[Task prompt]: Your task is to copy each line that has the word "люди".

--------------------

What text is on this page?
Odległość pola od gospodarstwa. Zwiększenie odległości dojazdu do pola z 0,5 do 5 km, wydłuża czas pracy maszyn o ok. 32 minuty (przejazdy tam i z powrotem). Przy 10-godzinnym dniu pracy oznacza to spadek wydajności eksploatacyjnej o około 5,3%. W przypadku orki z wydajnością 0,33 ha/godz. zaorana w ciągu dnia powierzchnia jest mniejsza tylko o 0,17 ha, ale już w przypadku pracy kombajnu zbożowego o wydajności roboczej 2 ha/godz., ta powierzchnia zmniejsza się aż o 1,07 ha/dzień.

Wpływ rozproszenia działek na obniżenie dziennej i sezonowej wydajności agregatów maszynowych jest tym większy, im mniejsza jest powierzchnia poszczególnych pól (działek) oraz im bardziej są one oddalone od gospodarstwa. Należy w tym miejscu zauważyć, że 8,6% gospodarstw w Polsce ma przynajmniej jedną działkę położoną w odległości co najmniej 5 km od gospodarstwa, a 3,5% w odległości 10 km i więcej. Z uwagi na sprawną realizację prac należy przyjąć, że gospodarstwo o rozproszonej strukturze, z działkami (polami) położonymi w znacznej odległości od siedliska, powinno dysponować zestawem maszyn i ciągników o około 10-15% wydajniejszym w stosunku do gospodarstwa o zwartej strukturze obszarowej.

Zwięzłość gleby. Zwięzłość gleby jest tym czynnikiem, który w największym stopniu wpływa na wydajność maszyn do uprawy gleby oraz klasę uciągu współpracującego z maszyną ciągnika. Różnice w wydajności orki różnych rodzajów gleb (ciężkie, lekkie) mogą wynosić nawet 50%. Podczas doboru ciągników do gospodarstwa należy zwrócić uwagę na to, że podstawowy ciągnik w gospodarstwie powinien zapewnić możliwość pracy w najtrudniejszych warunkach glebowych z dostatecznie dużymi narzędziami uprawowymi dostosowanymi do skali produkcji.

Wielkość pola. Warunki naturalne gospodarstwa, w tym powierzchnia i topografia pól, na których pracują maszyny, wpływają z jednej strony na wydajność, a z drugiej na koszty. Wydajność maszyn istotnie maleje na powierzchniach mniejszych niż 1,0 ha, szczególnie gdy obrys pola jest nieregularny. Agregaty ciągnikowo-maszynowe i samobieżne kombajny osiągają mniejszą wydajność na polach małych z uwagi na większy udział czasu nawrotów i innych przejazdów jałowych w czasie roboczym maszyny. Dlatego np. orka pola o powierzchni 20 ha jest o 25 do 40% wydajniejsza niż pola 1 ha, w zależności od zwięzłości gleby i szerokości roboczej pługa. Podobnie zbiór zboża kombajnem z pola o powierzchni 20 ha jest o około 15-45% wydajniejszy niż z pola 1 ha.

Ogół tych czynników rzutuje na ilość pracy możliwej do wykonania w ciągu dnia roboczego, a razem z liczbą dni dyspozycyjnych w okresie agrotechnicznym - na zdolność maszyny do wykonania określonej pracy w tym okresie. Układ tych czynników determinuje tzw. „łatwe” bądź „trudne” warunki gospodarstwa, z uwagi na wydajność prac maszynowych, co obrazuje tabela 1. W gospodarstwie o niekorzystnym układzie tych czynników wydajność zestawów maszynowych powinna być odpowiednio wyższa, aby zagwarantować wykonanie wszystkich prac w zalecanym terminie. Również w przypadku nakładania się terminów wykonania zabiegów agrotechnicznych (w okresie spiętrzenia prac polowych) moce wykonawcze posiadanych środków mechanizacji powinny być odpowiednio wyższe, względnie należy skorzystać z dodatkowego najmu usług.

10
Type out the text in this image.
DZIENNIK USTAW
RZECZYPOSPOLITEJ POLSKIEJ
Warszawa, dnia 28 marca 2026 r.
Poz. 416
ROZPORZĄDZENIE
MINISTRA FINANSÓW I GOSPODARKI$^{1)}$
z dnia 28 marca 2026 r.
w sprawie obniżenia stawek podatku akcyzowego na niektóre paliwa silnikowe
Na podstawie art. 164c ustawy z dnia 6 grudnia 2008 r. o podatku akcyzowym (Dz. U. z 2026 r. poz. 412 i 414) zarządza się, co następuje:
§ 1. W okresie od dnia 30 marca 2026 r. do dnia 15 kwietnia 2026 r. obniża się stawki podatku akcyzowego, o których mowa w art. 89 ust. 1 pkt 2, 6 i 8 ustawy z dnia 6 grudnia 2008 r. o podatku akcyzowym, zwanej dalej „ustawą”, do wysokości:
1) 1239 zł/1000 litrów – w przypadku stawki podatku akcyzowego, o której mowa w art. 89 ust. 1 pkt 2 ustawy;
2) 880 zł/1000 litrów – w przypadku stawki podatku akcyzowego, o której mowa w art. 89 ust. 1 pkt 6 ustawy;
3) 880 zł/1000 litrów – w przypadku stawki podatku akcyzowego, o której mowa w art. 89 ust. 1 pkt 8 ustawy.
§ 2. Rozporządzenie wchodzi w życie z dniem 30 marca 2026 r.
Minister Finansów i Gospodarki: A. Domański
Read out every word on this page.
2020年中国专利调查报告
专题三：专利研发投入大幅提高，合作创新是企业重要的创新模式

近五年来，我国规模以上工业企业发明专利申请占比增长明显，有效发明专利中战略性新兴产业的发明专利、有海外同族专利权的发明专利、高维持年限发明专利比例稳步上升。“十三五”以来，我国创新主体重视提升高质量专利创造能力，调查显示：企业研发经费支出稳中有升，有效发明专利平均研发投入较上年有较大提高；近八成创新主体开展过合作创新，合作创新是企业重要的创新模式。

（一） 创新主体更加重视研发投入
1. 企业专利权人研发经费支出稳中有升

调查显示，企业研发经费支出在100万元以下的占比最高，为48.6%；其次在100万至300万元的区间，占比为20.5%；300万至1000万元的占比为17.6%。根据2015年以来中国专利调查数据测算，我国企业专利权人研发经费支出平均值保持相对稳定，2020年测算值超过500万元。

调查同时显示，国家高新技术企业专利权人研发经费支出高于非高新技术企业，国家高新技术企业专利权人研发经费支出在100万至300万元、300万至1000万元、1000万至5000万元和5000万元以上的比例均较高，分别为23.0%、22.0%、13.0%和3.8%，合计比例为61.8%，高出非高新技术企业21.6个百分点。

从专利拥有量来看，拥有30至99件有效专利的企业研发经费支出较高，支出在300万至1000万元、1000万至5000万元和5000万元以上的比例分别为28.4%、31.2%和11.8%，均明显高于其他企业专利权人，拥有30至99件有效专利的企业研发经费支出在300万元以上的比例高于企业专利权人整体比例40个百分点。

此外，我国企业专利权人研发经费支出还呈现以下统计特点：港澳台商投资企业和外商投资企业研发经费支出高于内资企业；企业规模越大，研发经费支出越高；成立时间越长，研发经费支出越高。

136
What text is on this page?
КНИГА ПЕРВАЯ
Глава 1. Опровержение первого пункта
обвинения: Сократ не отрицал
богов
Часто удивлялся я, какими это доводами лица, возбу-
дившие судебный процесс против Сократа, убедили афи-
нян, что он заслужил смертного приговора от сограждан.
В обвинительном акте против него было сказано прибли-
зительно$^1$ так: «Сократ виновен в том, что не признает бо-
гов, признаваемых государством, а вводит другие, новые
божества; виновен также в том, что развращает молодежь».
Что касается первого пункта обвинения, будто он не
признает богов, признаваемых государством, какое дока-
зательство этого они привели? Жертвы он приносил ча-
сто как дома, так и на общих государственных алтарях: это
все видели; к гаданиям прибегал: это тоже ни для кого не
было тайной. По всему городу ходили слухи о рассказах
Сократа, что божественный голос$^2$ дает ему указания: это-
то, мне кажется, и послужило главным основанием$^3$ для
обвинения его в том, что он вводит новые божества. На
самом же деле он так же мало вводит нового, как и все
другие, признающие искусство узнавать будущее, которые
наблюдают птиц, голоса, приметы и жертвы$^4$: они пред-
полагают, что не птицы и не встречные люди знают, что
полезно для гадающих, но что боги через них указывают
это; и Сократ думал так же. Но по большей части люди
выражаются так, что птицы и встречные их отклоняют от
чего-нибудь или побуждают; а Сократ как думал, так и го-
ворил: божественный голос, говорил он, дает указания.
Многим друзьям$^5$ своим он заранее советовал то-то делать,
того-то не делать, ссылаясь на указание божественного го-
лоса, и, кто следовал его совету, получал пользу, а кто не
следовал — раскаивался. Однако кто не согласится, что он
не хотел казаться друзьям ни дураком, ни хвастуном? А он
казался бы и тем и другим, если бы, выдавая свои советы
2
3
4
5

--------------------

[Complete output]:
полагают, что не птицы и не встречные люди знают, что
это; и Сократ думал так же. Но по большей части люди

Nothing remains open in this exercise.